▶ [Work instructions]: Pull every line holding the string "leak" from the records below.

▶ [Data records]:
────

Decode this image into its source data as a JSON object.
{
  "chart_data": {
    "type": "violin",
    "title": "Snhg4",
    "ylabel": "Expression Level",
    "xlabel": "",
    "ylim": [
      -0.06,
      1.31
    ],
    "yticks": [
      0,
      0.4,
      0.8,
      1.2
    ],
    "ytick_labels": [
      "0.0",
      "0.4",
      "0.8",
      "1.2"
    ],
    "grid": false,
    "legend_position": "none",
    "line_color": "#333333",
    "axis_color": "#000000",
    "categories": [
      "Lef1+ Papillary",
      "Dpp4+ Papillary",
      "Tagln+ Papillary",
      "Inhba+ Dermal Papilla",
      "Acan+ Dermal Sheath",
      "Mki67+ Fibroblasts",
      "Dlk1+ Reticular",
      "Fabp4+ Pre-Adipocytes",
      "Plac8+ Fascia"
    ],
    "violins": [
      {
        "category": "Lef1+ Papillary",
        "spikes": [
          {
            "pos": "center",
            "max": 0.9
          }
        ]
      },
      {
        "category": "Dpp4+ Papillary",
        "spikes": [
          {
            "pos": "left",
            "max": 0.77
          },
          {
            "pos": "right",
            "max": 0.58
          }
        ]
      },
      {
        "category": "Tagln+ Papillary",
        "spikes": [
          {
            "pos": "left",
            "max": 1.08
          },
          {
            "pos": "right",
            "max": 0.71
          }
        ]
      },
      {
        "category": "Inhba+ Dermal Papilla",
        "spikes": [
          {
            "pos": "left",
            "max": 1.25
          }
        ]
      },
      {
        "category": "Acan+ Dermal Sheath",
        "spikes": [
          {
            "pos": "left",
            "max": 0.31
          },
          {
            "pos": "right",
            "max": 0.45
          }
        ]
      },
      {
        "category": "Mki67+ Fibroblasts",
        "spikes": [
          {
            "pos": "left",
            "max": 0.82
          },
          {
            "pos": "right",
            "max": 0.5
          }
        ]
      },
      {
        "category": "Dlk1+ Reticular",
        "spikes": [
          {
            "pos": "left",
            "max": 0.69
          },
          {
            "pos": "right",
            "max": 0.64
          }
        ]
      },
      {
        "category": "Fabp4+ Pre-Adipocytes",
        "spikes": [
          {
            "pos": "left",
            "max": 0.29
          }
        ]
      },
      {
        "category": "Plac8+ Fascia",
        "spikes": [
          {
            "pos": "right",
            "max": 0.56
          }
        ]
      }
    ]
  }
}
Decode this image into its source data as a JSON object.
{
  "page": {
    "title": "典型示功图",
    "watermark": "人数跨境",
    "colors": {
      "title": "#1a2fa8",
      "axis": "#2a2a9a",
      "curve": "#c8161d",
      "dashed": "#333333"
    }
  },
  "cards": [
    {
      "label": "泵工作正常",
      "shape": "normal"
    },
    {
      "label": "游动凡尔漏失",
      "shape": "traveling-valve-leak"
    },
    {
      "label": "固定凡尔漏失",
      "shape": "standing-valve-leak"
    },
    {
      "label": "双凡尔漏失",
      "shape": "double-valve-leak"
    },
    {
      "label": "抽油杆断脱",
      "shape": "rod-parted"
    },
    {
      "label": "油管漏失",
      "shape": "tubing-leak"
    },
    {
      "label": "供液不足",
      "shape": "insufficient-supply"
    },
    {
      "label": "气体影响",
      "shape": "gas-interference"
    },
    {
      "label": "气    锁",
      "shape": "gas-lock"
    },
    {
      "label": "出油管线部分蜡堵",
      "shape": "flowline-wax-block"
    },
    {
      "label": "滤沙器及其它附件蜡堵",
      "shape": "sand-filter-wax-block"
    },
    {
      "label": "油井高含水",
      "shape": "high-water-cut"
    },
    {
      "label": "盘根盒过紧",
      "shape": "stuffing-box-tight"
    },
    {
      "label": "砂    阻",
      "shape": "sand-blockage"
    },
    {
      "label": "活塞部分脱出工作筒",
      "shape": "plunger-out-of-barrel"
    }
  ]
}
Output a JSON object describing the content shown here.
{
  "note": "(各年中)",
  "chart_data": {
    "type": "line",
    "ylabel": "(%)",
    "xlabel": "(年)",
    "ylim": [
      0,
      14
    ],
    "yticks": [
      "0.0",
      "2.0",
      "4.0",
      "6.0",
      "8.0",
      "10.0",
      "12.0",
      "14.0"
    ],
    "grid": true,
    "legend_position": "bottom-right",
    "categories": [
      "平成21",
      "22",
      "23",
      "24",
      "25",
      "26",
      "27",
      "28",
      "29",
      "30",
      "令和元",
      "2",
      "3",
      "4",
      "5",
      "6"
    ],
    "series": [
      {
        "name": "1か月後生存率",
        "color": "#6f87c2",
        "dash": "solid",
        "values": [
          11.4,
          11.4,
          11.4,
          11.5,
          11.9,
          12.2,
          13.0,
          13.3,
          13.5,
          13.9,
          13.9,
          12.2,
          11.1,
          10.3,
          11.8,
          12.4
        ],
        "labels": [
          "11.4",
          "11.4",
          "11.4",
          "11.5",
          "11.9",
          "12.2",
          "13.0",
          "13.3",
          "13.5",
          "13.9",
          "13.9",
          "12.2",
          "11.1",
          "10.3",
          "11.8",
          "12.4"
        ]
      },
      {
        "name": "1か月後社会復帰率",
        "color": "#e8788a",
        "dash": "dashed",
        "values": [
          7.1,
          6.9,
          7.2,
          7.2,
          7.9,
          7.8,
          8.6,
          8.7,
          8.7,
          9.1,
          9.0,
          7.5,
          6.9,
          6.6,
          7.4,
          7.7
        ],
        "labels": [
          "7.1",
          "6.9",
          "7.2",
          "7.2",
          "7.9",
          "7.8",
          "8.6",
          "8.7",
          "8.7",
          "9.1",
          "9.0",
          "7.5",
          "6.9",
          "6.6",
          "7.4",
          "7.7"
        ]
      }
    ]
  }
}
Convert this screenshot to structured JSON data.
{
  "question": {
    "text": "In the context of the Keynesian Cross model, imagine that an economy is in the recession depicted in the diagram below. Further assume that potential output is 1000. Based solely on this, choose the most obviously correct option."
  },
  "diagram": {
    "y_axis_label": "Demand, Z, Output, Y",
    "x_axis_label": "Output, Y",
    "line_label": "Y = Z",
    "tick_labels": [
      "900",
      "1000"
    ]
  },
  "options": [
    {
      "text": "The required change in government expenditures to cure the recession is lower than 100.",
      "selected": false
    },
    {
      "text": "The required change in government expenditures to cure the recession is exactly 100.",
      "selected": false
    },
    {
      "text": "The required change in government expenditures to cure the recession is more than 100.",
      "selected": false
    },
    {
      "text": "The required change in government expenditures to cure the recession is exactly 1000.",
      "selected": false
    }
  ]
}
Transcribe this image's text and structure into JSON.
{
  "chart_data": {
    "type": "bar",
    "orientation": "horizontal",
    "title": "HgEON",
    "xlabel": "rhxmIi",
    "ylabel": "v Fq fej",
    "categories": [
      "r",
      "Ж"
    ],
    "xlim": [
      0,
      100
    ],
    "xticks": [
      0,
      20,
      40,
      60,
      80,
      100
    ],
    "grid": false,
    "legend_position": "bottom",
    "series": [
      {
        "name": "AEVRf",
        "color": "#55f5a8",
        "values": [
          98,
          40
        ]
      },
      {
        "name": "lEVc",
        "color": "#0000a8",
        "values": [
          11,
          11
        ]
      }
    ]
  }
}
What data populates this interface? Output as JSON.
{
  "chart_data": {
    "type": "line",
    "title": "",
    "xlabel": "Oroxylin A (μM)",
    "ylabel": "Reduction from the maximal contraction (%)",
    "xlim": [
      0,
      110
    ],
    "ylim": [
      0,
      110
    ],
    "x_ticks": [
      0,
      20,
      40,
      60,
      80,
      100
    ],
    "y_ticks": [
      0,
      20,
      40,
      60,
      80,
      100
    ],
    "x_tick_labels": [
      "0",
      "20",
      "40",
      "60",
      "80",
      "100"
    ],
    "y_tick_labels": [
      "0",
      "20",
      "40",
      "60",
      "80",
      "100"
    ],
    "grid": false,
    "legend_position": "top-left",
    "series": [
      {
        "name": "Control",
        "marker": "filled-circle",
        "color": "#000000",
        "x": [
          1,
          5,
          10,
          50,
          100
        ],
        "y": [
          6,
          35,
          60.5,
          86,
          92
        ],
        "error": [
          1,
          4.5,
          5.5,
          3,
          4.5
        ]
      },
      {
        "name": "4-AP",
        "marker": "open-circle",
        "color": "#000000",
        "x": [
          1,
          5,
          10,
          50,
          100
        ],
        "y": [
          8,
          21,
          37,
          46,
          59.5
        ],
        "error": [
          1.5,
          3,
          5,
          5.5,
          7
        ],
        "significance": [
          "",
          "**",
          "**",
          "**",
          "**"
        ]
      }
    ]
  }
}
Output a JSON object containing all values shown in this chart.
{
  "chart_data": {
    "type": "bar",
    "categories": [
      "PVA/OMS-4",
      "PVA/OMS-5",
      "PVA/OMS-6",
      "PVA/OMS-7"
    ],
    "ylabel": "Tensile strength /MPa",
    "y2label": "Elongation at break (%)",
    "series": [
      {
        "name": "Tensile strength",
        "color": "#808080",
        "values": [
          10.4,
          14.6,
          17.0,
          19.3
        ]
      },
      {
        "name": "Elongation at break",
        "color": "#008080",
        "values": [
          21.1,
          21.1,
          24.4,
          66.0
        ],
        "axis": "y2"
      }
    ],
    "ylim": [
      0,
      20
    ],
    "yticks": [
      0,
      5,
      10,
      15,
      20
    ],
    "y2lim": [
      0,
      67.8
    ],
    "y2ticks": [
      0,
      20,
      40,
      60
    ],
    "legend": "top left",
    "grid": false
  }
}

────

▶ [Solution for this problem]:
      "shape": "traveling-valve-leak"
      "shape": "standing-valve-leak"
      "shape": "double-valve-leak"
      "shape": "tubing-leak"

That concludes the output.